Stored records
=-=-=-=-=
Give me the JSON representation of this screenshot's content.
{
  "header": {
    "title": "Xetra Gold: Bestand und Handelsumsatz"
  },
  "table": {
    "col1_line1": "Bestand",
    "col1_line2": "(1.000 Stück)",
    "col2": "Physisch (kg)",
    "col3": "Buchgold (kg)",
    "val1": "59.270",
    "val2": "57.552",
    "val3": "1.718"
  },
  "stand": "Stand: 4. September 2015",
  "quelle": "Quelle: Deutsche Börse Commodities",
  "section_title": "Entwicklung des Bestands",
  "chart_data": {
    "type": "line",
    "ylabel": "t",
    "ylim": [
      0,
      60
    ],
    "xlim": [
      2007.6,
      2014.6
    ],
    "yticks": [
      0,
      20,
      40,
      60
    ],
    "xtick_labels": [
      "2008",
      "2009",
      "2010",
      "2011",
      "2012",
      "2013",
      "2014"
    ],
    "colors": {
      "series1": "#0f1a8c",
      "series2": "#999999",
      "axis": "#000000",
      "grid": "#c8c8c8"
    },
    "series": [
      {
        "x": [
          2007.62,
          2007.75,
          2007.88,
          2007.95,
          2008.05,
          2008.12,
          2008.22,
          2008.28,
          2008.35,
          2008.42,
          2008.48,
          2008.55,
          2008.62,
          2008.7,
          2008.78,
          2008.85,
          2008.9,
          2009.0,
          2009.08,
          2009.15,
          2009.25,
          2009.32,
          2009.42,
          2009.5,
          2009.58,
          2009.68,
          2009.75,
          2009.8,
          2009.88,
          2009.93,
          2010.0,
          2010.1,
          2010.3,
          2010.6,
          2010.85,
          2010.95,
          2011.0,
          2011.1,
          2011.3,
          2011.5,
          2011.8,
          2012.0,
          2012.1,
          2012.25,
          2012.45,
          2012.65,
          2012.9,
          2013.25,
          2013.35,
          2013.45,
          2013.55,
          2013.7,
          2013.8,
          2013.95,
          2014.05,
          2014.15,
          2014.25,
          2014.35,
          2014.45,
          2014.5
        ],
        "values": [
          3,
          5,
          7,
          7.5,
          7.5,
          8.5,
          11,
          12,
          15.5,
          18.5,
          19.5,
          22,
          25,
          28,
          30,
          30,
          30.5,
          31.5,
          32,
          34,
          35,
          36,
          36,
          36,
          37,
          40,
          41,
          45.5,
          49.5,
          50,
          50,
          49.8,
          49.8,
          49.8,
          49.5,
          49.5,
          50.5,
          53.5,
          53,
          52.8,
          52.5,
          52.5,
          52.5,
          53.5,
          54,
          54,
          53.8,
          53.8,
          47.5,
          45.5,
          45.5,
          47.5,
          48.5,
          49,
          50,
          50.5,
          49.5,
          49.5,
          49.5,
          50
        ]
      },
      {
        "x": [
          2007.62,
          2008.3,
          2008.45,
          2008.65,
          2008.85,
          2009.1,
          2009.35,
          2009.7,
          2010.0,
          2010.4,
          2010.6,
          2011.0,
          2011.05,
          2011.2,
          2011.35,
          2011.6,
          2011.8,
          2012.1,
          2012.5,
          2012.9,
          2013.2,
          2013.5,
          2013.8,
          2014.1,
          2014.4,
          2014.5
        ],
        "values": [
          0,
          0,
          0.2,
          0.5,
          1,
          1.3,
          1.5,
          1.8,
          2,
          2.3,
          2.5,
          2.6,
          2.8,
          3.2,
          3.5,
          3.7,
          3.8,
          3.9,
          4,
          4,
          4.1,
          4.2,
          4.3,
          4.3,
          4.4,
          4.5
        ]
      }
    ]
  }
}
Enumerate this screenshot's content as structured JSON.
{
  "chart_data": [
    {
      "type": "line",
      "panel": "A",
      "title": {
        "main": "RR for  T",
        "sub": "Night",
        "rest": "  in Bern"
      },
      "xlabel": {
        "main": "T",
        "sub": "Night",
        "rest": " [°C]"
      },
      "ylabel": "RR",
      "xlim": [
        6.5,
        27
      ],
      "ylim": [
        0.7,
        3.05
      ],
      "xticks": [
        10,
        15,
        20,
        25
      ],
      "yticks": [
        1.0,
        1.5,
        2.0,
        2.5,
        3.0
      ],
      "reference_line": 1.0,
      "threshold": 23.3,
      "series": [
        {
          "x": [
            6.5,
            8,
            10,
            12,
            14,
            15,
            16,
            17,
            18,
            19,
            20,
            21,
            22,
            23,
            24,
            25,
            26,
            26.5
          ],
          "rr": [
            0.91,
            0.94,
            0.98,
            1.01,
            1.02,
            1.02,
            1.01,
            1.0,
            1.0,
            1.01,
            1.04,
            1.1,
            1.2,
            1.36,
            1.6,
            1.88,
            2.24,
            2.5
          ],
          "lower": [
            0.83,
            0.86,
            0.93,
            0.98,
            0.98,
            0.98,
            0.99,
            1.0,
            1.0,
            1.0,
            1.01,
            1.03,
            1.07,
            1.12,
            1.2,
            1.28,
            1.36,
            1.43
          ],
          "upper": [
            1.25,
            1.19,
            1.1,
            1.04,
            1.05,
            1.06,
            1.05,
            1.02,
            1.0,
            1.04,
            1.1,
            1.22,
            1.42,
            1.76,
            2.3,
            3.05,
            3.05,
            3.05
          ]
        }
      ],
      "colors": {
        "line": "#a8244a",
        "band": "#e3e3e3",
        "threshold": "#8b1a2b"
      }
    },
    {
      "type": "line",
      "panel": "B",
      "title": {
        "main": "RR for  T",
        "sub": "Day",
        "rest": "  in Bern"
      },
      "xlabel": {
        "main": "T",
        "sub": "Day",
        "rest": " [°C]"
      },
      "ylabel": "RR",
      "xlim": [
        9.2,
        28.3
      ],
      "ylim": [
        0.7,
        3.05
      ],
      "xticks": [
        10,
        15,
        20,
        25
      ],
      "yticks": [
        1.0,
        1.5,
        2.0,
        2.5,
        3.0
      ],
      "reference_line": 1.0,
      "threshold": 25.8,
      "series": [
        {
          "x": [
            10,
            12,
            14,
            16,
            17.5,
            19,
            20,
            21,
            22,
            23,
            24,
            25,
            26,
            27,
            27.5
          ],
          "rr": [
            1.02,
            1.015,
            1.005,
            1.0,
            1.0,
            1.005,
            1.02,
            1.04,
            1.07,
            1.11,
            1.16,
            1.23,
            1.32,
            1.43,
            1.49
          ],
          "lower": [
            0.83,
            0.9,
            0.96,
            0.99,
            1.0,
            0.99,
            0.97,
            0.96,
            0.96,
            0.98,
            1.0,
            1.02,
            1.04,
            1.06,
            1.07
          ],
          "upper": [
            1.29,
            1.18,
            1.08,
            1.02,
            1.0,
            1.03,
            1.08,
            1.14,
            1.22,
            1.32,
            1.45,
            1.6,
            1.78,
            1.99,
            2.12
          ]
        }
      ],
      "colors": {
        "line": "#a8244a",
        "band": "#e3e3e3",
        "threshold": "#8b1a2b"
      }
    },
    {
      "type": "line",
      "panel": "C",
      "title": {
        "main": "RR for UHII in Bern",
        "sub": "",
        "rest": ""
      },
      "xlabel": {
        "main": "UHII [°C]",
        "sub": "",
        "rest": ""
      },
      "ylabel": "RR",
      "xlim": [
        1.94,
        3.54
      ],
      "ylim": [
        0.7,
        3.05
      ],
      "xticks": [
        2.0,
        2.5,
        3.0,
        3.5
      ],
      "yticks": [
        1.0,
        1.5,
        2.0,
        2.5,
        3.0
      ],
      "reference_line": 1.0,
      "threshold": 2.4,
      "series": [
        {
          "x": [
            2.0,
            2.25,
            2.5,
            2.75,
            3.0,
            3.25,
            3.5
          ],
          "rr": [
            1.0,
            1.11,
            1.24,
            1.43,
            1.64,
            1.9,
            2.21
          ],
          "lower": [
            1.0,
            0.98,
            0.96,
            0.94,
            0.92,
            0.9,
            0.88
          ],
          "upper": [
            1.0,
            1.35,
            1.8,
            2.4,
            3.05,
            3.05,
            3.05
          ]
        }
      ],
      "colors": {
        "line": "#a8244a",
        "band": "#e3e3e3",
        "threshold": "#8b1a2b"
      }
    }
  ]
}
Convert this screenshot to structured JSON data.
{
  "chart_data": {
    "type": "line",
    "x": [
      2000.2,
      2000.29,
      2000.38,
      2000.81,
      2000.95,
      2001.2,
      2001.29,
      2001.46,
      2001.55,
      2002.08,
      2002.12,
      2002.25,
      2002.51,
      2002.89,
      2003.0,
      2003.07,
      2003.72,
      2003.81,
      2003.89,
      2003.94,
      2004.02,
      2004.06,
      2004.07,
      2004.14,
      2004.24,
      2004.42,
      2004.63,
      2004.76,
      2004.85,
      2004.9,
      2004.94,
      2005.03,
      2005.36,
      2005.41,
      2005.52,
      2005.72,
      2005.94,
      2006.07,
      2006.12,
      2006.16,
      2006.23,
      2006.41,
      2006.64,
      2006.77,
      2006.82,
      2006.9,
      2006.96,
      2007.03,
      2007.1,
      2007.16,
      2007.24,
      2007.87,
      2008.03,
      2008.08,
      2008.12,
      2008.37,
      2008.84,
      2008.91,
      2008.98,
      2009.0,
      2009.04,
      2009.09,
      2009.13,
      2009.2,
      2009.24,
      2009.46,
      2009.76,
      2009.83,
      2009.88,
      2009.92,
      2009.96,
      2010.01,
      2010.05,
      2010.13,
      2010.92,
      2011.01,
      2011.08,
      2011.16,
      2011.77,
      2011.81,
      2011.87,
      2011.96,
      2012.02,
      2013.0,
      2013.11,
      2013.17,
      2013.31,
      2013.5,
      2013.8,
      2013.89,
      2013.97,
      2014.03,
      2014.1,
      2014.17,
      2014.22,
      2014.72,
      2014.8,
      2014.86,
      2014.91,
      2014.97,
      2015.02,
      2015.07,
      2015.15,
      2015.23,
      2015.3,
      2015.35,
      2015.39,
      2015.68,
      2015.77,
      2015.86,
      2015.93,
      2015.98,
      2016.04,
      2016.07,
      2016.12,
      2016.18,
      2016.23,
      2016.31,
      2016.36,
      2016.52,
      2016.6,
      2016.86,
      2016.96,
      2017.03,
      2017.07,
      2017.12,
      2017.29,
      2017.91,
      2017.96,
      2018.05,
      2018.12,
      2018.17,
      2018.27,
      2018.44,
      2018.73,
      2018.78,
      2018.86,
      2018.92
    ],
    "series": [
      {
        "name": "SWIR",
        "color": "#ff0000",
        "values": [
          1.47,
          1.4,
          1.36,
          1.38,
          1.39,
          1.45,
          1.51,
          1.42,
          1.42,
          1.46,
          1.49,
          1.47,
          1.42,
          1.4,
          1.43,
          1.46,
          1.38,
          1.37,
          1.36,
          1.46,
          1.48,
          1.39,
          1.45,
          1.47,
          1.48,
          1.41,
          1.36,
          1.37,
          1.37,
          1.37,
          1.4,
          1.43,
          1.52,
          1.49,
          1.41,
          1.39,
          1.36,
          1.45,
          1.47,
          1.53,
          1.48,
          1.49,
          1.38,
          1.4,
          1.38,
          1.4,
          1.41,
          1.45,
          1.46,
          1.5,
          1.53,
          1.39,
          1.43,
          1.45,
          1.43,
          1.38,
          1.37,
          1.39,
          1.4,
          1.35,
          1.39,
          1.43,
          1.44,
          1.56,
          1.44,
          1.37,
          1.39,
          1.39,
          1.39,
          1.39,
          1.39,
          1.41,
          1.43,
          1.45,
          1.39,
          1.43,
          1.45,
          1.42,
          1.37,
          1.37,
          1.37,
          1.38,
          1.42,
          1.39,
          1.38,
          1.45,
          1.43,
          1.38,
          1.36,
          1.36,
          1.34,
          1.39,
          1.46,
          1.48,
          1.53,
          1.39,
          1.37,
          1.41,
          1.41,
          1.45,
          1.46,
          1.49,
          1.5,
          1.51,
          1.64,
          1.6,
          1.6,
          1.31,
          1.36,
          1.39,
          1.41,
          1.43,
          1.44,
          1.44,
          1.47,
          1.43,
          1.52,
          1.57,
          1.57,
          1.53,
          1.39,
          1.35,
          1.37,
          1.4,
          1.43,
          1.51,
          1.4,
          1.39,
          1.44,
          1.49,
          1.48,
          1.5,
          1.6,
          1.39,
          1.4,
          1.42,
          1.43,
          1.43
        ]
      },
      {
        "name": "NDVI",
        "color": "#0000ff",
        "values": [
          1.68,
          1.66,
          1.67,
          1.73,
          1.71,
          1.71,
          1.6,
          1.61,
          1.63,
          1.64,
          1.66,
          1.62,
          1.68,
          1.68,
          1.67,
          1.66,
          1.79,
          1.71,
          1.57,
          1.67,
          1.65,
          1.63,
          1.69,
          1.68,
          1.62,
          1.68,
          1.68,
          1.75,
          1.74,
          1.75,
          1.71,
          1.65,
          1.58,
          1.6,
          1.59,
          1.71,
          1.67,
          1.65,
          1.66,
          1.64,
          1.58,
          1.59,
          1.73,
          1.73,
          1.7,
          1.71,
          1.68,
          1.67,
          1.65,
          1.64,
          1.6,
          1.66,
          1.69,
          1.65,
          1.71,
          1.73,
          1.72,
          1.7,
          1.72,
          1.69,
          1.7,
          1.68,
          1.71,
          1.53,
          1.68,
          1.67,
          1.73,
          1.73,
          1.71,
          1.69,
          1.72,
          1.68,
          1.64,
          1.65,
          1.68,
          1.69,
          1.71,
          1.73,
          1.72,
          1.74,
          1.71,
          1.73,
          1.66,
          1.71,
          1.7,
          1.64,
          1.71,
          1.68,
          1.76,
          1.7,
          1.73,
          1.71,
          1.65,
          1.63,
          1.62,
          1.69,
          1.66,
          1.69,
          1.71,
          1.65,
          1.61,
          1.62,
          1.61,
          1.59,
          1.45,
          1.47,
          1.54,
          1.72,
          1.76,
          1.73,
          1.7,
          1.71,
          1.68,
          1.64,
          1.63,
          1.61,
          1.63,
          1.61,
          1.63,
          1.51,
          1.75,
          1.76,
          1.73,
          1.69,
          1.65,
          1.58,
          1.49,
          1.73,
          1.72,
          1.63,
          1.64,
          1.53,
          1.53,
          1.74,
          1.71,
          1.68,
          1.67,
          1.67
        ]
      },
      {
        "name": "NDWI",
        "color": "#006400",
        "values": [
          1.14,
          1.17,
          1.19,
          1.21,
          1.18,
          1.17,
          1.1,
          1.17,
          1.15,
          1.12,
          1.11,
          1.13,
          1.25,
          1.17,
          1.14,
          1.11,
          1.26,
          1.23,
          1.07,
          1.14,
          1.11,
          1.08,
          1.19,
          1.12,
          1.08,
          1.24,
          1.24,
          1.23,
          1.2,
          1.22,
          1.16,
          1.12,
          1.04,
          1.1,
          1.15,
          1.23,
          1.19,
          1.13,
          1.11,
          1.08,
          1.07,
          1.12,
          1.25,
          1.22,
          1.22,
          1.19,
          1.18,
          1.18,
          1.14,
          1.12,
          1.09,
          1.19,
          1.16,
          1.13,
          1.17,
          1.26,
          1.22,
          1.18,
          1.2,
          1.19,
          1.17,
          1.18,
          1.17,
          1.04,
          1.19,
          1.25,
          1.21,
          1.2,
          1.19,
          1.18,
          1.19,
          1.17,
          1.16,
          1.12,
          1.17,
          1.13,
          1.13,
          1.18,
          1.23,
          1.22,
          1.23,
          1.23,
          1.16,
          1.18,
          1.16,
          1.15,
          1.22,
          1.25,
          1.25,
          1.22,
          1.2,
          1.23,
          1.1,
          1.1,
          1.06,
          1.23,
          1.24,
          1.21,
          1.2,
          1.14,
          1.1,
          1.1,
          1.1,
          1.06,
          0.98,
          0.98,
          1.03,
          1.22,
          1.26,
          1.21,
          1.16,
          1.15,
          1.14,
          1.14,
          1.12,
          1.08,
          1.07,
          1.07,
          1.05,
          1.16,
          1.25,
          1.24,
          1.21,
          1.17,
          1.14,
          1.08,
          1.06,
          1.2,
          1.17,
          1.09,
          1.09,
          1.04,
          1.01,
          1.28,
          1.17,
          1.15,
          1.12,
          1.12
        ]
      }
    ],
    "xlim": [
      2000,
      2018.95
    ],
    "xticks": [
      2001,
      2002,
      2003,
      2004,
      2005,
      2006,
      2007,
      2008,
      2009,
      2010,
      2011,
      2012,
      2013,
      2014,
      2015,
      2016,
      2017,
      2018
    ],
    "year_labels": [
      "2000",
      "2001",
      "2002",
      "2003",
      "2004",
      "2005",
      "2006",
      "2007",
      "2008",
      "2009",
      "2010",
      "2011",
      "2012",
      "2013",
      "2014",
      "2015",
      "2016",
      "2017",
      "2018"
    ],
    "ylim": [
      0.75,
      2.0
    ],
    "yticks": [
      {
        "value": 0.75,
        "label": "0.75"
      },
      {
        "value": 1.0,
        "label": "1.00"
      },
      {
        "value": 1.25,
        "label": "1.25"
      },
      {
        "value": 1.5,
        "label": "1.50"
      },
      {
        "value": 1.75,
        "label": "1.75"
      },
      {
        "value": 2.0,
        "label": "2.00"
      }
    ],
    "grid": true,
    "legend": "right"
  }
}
=-=-=-=-=
(Task goal): Search the listing for the word "content" and return each line that holds it.

(Response to this exercise):
Give me the JSON representation of this screenshot's content.
Enumerate this screenshot's content as structured JSON.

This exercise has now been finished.